Recorded data
• • •

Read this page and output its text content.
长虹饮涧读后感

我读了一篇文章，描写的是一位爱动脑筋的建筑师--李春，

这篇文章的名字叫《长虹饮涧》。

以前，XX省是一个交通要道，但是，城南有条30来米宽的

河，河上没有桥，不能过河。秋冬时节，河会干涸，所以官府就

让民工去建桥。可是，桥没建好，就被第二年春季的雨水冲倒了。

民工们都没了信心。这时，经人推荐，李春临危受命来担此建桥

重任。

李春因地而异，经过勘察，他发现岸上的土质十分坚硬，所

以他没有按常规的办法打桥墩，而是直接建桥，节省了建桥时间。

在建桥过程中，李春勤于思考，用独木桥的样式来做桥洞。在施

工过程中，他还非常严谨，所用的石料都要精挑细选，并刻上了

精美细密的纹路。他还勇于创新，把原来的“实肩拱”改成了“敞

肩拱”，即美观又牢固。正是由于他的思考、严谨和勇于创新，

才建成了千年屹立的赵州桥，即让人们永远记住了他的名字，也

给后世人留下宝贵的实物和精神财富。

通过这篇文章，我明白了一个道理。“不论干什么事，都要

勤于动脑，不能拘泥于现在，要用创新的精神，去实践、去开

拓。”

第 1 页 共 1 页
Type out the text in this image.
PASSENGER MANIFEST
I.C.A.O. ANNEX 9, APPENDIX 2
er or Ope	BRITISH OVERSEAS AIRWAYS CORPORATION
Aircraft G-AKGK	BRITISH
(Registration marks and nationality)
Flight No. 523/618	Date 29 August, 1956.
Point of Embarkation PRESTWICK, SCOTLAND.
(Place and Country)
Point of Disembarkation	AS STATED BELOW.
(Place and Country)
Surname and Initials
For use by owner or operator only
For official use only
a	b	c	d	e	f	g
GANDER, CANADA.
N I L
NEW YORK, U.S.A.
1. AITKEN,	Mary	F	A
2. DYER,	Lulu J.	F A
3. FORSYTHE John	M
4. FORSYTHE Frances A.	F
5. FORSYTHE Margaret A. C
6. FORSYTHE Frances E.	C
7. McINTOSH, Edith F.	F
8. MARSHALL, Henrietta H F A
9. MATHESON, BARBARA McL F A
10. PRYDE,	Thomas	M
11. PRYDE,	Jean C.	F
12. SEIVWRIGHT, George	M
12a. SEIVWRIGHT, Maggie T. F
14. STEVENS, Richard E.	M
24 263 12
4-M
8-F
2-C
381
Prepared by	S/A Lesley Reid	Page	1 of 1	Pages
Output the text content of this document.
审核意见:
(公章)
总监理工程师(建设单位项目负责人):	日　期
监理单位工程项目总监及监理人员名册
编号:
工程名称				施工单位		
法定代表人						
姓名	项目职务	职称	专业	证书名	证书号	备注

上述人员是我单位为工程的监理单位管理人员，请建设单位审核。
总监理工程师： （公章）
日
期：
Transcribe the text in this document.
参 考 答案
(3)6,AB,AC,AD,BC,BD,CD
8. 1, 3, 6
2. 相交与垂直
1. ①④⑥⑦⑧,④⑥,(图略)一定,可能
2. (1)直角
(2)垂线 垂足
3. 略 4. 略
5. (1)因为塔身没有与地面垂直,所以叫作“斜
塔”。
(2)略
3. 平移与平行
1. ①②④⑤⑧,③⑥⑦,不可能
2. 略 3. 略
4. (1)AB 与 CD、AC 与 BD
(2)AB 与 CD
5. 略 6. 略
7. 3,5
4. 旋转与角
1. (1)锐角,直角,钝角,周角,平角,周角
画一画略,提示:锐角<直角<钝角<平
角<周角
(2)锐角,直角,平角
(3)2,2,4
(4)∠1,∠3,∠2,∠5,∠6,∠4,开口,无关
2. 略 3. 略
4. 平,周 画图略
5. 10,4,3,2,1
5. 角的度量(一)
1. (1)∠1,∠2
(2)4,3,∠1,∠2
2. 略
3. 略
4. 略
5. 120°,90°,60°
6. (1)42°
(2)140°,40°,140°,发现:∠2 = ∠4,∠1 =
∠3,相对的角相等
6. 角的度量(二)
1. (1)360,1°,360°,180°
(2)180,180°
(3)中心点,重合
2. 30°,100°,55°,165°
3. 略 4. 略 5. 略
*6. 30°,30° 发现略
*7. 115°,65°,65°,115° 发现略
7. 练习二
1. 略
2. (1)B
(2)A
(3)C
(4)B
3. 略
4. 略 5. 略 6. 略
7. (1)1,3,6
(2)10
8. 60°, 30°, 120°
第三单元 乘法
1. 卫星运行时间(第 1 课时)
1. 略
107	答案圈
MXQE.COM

• • •

Look for "BRITISH" and pull out every line that has it.

### Output of the task
er or Ope	BRITISH OVERSEAS AIRWAYS CORPORATION
Aircraft G-AKGK	BRITISH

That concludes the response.